• Task:
Pull out all lines from the listing below in which the word "它的面积是" appears.
— start Extracted information —
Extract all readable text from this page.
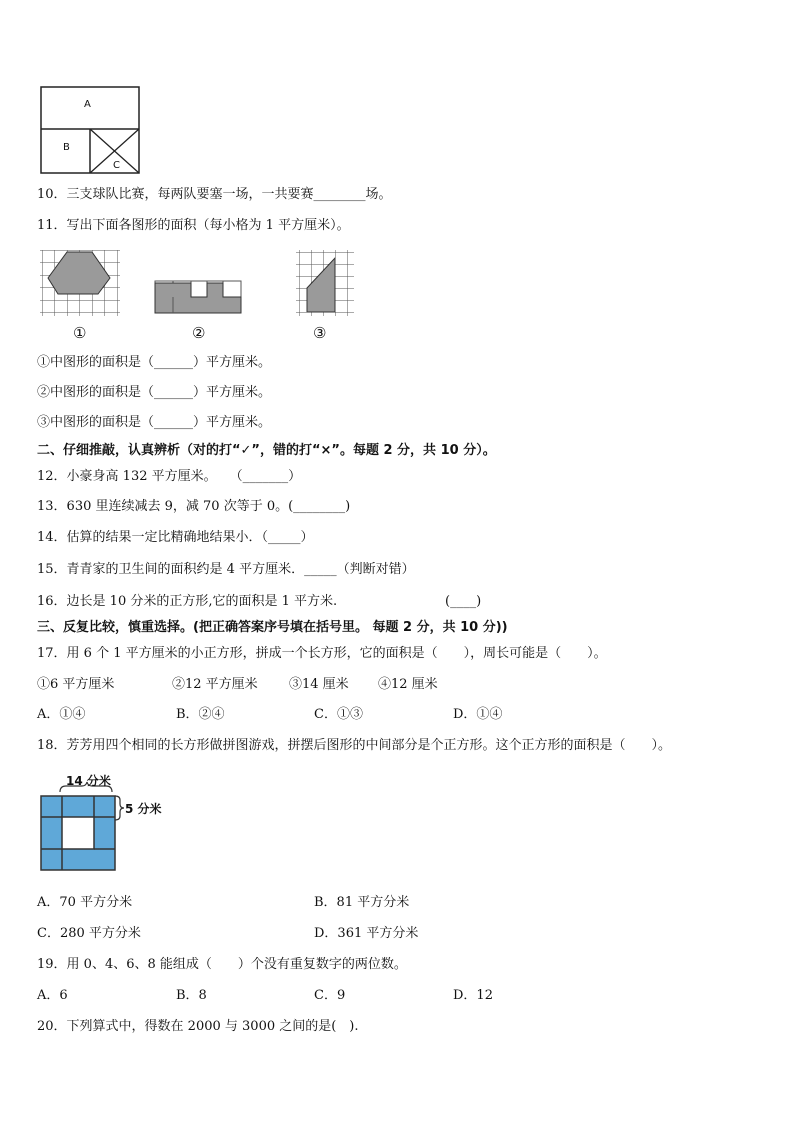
A
B
C
10．三支球队比赛，每两队要塞一场，一共要赛________场。
11．写出下面各图形的面积（每小格为 1 平方厘米）。
①	②	③
①中图形的面积是（______）平方厘米。
②中图形的面积是（______）平方厘米。
③中图形的面积是（______）平方厘米。
二、仔细推敲，认真辨析（对的打“✓”，错的打“×”。每题 2 分，共 10 分）。
12．小豪身高 132 平方厘米。　　（_______）
13．630 里连续减去 9，减 70 次等于 0。(________)
14．估算的结果一定比精确地结果小．（_____）
15．青青家的卫生间的面积约是 4 平方厘米．_____（判断对错）
16．边长是 10 分米的正方形,它的面积是 1 平方米.	(____)
三、反复比较，慎重选择。(把正确答案序号填在括号里。 每题 2 分，共 10 分))
17．用 6 个 1 平方厘米的小正方形，拼成一个长方形，它的面积是（　　），周长可能是（　　）。
①6 平方厘米	②12 平方厘米 ③14 厘米 ④12 厘米
A．①④	B．②④	C．①③	D．①④
18．芳芳用四个相同的长方形做拼图游戏，拼摆后图形的中间部分是个正方形。这个正方形的面积是（　　）。
14 分米
5 分米
A．70 平方分米	B．81 平方分米
C．280 平方分米	D．361 平方分米
19．用 0、4、6、8 能组成（　　）个没有重复数字的两位数。
A．6	B．8	C．9	D．12
20．下列算式中，得数在 2000 与 3000 之间的是(　).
— end Extracted information —
• Solved exercise:
16．边长是 10 分米的正方形,它的面积是 1 平方米.	(____)
17．用 6 个 1 平方厘米的小正方形，拼成一个长方形，它的面积是（　　），周长可能是（　　）。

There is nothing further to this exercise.